%%

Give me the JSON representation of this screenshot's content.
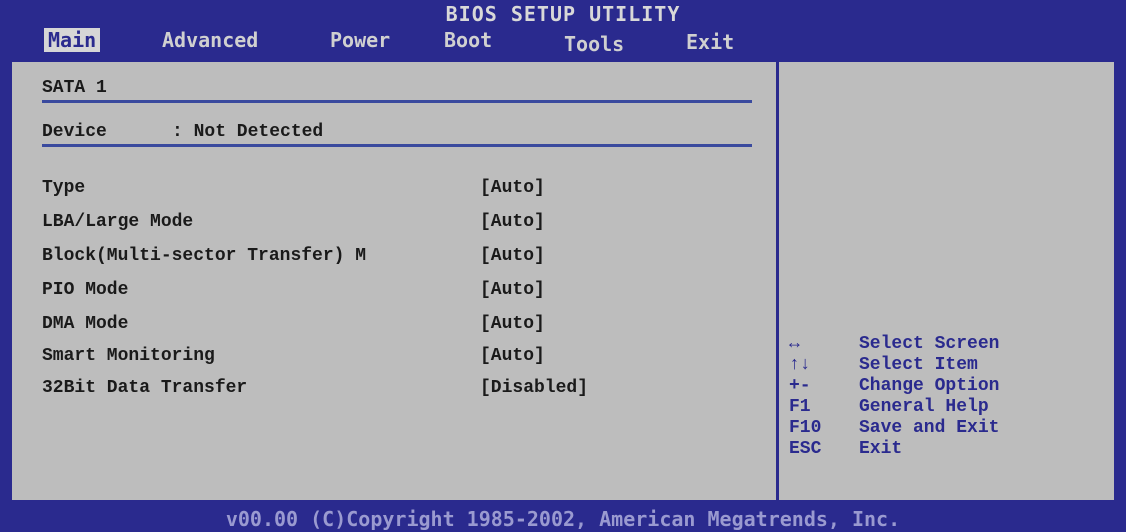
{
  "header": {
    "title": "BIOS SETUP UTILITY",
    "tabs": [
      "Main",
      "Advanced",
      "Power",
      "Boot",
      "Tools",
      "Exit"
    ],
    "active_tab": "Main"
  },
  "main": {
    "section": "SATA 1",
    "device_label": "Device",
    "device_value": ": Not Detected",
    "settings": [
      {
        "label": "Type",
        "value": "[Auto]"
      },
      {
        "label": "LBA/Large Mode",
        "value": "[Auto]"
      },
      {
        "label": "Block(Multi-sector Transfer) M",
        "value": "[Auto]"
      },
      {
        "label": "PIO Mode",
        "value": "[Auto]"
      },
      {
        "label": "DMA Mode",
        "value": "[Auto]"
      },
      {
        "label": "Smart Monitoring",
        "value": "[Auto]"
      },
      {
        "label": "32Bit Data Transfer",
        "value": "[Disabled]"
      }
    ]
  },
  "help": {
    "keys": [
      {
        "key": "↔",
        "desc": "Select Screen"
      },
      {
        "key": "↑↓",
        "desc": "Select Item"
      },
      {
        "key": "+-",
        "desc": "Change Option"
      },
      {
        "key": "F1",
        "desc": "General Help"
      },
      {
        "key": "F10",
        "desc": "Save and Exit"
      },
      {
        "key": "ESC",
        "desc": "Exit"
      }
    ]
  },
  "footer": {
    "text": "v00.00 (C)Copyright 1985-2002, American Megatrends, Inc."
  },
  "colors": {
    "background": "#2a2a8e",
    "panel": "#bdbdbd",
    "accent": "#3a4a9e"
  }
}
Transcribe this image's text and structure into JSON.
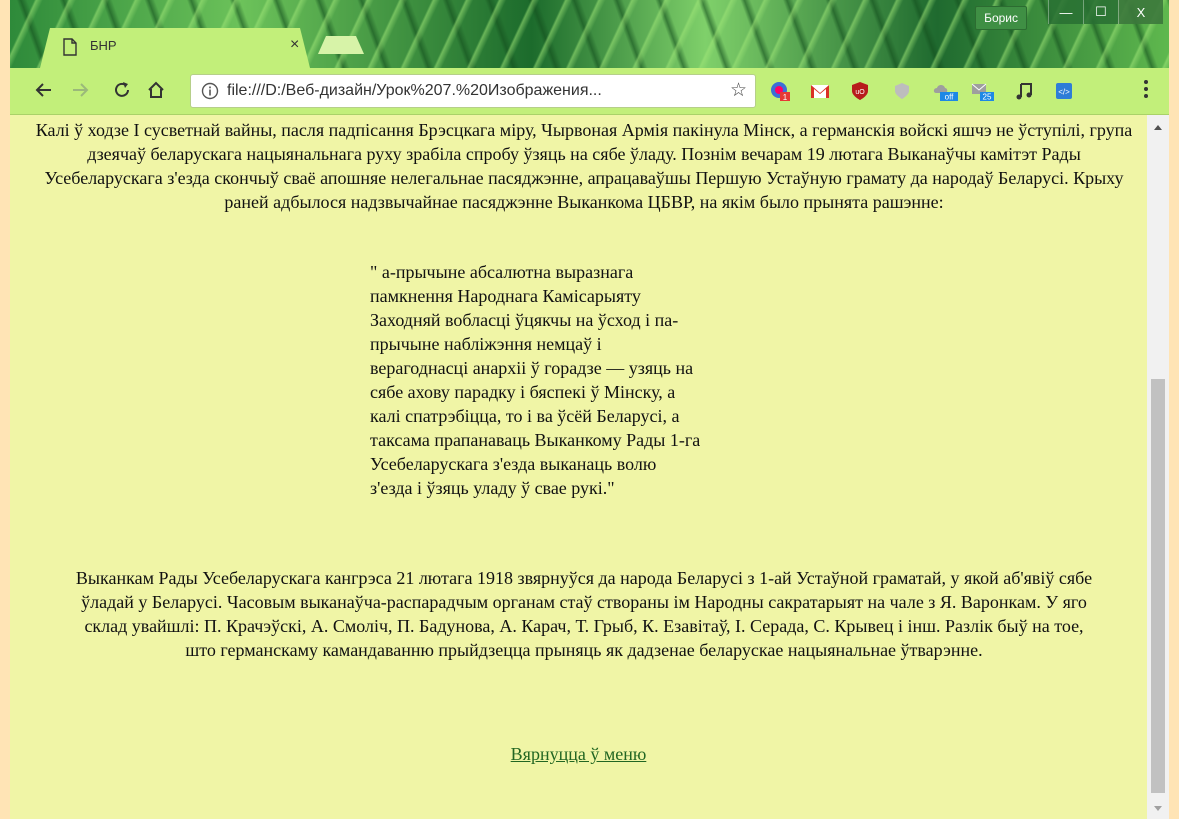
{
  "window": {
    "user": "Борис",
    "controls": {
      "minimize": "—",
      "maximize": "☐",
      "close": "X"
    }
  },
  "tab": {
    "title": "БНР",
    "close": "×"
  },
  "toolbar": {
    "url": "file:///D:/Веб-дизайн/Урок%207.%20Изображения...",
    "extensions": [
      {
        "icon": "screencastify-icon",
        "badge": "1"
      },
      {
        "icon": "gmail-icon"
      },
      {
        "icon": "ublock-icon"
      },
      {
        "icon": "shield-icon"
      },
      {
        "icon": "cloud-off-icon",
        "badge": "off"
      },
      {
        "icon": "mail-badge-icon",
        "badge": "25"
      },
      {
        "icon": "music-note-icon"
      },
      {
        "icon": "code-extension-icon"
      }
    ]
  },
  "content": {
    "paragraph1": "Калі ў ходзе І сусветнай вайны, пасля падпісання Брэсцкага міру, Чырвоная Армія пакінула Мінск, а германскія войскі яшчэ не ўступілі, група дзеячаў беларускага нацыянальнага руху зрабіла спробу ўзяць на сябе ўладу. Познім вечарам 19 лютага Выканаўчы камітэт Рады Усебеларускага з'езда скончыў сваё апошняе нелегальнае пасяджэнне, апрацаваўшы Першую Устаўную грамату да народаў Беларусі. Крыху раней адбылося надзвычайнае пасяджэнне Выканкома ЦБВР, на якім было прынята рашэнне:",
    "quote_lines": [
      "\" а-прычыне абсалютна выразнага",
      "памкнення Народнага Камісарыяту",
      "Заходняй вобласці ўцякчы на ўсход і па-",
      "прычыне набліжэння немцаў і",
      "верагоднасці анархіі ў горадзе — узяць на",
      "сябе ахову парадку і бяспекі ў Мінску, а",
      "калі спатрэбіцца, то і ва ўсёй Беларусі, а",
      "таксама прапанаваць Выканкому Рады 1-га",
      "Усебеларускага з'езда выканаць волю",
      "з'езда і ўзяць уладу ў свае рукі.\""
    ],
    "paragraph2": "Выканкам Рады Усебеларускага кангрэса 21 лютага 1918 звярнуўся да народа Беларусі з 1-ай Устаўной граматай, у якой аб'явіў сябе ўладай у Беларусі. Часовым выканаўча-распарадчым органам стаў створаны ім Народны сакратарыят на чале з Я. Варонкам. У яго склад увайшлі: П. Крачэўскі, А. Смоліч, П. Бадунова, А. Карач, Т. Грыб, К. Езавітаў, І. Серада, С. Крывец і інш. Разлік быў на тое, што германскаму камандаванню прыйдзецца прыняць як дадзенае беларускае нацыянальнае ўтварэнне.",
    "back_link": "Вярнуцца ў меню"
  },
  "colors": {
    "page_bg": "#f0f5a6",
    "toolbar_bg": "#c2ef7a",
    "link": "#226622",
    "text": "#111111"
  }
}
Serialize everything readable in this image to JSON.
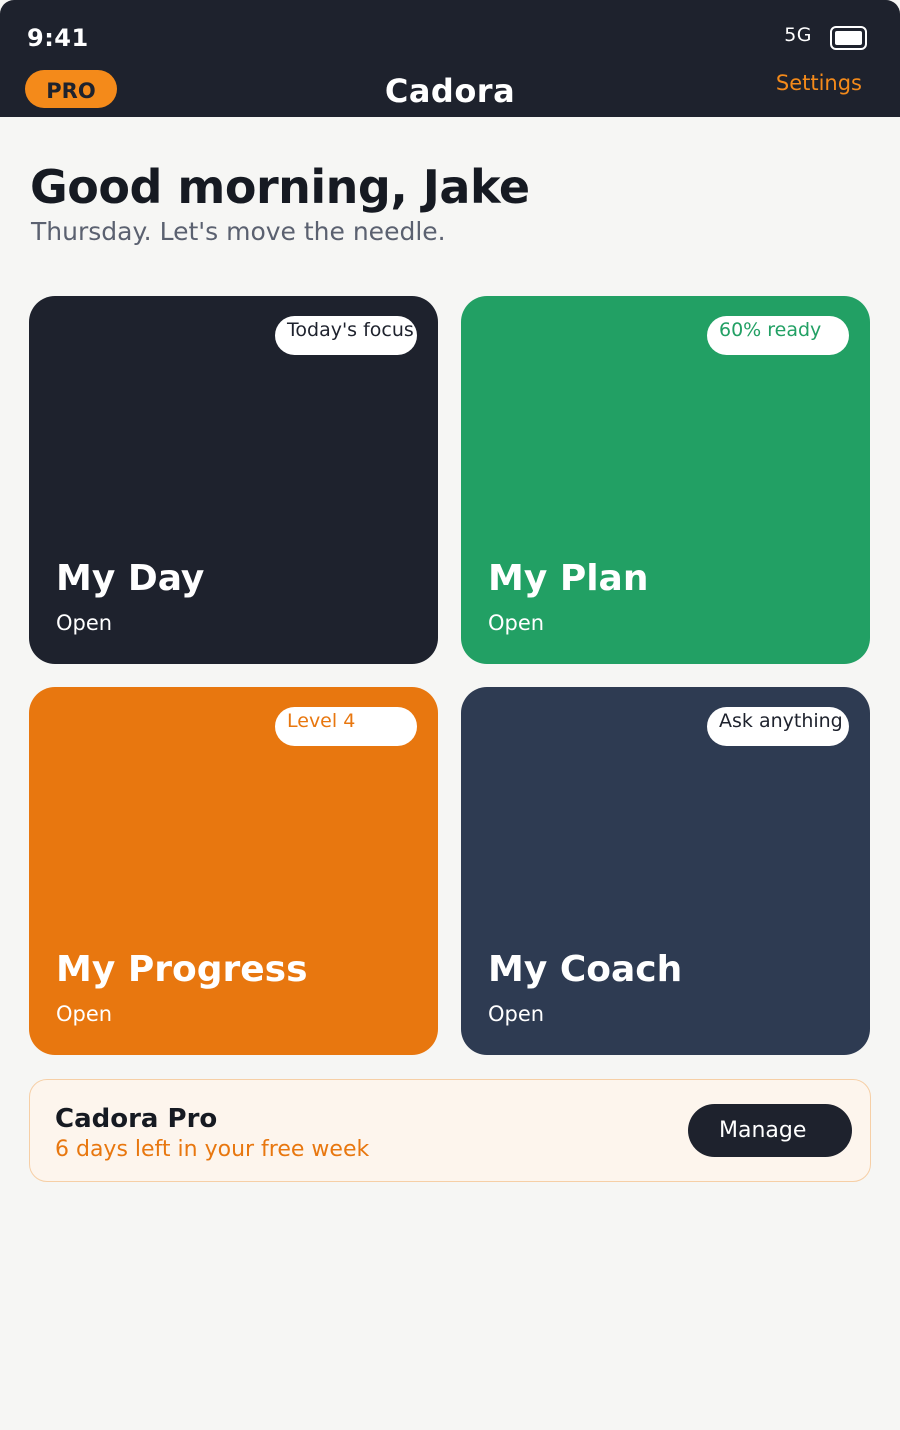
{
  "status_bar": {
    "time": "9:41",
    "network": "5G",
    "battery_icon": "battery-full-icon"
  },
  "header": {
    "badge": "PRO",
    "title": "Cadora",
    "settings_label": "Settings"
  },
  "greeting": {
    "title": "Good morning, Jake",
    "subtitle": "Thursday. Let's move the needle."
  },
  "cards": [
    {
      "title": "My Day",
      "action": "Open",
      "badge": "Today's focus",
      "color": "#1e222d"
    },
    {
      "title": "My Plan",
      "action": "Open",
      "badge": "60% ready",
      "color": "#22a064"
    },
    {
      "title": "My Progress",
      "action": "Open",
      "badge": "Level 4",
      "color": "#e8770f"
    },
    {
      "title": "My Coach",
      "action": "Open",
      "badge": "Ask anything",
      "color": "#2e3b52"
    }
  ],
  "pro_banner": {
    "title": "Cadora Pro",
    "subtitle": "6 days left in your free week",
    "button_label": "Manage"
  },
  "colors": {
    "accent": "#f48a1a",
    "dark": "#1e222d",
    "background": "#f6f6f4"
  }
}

%%

### DIRECTIONS
Go through the data and gather every line that holds "Transfer".

### FINISHED TASK
        "label": "Block(Multi-sector Transfer) M",
        "label": "32Bit Data Transfer",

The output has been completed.